▶ **JOB**: Pull out every line below that holds the word "this".

───

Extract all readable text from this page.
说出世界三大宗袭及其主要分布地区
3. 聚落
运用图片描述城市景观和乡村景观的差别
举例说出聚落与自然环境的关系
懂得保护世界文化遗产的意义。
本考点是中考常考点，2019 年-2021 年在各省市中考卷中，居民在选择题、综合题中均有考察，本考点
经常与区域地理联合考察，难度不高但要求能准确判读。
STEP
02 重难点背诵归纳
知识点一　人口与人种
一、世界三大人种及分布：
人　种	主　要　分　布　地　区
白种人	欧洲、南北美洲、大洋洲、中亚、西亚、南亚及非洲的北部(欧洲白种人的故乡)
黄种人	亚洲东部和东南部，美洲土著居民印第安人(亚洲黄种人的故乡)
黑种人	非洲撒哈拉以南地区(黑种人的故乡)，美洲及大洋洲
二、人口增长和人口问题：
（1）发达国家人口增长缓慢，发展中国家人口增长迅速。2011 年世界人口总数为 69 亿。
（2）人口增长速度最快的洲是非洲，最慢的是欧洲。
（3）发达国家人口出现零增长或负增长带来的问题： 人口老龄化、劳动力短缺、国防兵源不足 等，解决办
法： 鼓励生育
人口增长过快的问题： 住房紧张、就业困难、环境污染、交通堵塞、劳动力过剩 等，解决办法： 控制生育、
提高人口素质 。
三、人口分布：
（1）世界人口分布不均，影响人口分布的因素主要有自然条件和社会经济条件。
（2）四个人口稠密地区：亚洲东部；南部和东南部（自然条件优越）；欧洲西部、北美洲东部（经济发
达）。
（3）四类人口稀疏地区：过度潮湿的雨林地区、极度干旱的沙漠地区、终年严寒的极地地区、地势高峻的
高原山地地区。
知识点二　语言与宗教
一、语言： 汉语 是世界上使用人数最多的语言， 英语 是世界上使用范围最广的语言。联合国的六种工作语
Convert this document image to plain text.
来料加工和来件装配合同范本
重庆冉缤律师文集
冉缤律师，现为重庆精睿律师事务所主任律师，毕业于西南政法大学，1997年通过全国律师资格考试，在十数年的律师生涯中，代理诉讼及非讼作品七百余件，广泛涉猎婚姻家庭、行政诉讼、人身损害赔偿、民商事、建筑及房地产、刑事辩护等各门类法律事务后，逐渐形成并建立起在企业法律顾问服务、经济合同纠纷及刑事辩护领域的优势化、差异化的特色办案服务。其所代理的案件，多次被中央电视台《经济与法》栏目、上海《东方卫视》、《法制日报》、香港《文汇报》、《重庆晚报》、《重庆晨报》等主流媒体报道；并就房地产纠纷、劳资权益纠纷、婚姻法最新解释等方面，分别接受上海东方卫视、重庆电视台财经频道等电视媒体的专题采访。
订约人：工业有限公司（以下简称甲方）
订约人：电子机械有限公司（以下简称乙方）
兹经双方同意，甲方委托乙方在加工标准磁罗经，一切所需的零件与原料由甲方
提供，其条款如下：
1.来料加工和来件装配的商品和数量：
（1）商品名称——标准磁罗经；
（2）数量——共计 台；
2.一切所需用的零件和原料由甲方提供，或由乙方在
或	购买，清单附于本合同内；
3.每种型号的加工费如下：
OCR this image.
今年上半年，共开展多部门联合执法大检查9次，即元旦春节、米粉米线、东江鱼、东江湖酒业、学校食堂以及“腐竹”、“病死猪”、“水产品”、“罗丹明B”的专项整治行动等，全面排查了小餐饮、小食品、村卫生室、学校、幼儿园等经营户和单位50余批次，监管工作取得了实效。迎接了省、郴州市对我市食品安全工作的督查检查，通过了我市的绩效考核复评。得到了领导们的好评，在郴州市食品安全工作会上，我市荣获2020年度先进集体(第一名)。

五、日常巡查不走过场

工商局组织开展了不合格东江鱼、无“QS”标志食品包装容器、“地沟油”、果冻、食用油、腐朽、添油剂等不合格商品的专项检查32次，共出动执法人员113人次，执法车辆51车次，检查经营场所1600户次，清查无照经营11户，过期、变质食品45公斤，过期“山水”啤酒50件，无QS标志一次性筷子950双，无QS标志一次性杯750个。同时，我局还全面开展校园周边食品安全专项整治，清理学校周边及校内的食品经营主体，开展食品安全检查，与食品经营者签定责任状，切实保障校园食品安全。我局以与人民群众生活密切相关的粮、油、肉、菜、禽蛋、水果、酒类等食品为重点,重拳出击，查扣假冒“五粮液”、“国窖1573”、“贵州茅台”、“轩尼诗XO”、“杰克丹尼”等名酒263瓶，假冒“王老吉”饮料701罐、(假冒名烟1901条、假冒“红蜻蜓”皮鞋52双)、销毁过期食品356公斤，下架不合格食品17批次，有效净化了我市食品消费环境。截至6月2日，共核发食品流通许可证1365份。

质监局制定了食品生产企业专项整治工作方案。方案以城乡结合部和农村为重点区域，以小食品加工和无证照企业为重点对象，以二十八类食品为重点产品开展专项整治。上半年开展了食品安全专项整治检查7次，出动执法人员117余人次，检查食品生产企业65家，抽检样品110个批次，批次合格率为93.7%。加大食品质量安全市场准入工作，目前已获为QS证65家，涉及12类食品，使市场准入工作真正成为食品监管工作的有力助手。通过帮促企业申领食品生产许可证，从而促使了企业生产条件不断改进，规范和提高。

───

▶ **SOLVED PROBLEM**:
Extract all readable text from this page.
Convert this document image to plain text.
OCR this image.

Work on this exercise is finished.